• What is asked
Print the records again, character for character.
★ ★ ★ ★ ★ ★ ★
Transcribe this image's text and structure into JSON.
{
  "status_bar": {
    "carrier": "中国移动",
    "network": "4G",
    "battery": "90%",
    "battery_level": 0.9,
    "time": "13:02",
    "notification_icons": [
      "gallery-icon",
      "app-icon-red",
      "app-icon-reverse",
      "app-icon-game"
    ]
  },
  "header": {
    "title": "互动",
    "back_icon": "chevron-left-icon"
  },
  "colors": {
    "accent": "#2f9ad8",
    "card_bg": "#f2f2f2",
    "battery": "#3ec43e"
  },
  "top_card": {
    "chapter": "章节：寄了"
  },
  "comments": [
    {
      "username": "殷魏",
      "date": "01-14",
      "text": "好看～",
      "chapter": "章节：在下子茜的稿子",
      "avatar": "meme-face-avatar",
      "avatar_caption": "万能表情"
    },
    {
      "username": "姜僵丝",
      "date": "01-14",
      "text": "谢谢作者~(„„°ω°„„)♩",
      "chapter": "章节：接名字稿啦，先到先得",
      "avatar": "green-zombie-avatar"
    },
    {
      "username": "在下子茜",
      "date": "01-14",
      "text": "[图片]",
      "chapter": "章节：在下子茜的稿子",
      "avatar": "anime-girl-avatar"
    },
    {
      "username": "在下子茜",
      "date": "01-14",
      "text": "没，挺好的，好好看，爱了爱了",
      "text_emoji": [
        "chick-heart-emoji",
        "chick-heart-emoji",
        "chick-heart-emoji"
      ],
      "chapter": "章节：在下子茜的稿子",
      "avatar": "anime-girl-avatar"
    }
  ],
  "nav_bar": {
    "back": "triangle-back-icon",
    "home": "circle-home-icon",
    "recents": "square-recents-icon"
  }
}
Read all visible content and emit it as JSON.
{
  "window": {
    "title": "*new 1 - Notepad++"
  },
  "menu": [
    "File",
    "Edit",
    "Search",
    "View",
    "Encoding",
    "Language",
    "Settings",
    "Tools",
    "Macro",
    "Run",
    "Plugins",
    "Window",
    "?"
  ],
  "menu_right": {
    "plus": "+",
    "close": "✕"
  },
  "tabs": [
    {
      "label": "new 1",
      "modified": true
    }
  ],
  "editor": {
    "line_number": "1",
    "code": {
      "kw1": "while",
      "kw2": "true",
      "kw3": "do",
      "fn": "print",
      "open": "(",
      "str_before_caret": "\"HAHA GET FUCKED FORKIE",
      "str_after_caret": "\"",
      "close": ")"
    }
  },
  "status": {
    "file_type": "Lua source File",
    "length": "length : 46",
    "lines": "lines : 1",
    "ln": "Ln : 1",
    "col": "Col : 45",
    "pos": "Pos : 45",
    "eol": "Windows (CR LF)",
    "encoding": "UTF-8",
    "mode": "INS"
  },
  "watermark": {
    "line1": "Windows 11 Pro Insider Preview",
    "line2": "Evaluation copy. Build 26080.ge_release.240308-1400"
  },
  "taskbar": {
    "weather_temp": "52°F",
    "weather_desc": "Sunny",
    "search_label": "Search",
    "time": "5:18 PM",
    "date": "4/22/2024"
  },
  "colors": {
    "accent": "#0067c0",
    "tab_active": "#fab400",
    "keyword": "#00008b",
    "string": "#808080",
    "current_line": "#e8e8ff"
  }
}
★ ★ ★ ★ ★ ★ ★
• Completed exercise
Transcribe this image's text and structure into JSON.
{
  "status_bar": {
    "carrier": "中国移动",
    "network": "4G",
    "battery": "90%",
    "battery_level": 0.9,
    "time": "13:02",
    "notification_icons": [
      "gallery-icon",
      "app-icon-red",
      "app-icon-reverse",
      "app-icon-game"
    ]
  },
  "header": {
    "title": "互动",
    "back_icon": "chevron-left-icon"
  },
  "colors": {
    "accent": "#2f9ad8",
    "card_bg": "#f2f2f2",
    "battery": "#3ec43e"
  },
  "top_card": {
    "chapter": "章节：寄了"
  },
  "comments": [
    {
      "username": "殷魏",
      "date": "01-14",
      "text": "好看～",
      "chapter": "章节：在下子茜的稿子",
      "avatar": "meme-face-avatar",
      "avatar_caption": "万能表情"
    },
    {
      "username": "姜僵丝",
      "date": "01-14",
      "text": "谢谢作者~(„„°ω°„„)♩",
      "chapter": "章节：接名字稿啦，先到先得",
      "avatar": "green-zombie-avatar"
    },
    {
      "username": "在下子茜",
      "date": "01-14",
      "text": "[图片]",
      "chapter": "章节：在下子茜的稿子",
      "avatar": "anime-girl-avatar"
    },
    {
      "username": "在下子茜",
      "date": "01-14",
      "text": "没，挺好的，好好看，爱了爱了",
      "text_emoji": [
        "chick-heart-emoji",
        "chick-heart-emoji",
        "chick-heart-emoji"
      ],
      "chapter": "章节：在下子茜的稿子",
      "avatar": "anime-girl-avatar"
    }
  ],
  "nav_bar": {
    "back": "triangle-back-icon",
    "home": "circle-home-icon",
    "recents": "square-recents-icon"
  }
}
Read all visible content and emit it as JSON.
{
  "window": {
    "title": "*new 1 - Notepad++"
  },
  "menu": [
    "File",
    "Edit",
    "Search",
    "View",
    "Encoding",
    "Language",
    "Settings",
    "Tools",
    "Macro",
    "Run",
    "Plugins",
    "Window",
    "?"
  ],
  "menu_right": {
    "plus": "+",
    "close": "✕"
  },
  "tabs": [
    {
      "label": "new 1",
      "modified": true
    }
  ],
  "editor": {
    "line_number": "1",
    "code": {
      "kw1": "while",
      "kw2": "true",
      "kw3": "do",
      "fn": "print",
      "open": "(",
      "str_before_caret": "\"HAHA GET FUCKED FORKIE",
      "str_after_caret": "\"",
      "close": ")"
    }
  },
  "status": {
    "file_type": "Lua source File",
    "length": "length : 46",
    "lines": "lines : 1",
    "ln": "Ln : 1",
    "col": "Col : 45",
    "pos": "Pos : 45",
    "eol": "Windows (CR LF)",
    "encoding": "UTF-8",
    "mode": "INS"
  },
  "watermark": {
    "line1": "Windows 11 Pro Insider Preview",
    "line2": "Evaluation copy. Build 26080.ge_release.240308-1400"
  },
  "taskbar": {
    "weather_temp": "52°F",
    "weather_desc": "Sunny",
    "search_label": "Search",
    "time": "5:18 PM",
    "date": "4/22/2024"
  },
  "colors": {
    "accent": "#0067c0",
    "tab_active": "#fab400",
    "keyword": "#00008b",
    "string": "#808080",
    "current_line": "#e8e8ff"
  }
}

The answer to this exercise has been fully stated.